PROBLEM: Copy out each line that has "NEWS" in it.

-------- INFORMATION GIVEN --------

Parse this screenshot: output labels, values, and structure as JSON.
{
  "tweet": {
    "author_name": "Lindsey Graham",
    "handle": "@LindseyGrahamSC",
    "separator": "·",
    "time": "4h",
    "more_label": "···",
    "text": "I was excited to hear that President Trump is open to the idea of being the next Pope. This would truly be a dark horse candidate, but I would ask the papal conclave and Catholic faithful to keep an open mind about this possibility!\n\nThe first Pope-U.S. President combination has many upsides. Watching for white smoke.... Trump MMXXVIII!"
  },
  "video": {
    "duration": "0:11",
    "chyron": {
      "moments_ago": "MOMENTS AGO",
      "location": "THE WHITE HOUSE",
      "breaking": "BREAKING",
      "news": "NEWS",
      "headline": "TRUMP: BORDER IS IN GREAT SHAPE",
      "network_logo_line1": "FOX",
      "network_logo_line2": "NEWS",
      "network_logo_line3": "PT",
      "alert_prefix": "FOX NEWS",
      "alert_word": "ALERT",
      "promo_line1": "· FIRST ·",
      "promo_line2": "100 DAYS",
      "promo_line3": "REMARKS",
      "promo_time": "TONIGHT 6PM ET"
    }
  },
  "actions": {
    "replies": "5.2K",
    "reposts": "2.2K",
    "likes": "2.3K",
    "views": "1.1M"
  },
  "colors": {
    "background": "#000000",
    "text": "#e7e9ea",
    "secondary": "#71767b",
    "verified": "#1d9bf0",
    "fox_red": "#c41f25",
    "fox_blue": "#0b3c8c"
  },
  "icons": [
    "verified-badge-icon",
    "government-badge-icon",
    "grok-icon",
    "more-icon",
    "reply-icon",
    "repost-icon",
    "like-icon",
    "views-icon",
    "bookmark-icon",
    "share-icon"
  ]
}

--------

PROBLEM SOLUTION:
      "news": "NEWS",
      "network_logo_line2": "NEWS",
      "alert_prefix": "FOX NEWS",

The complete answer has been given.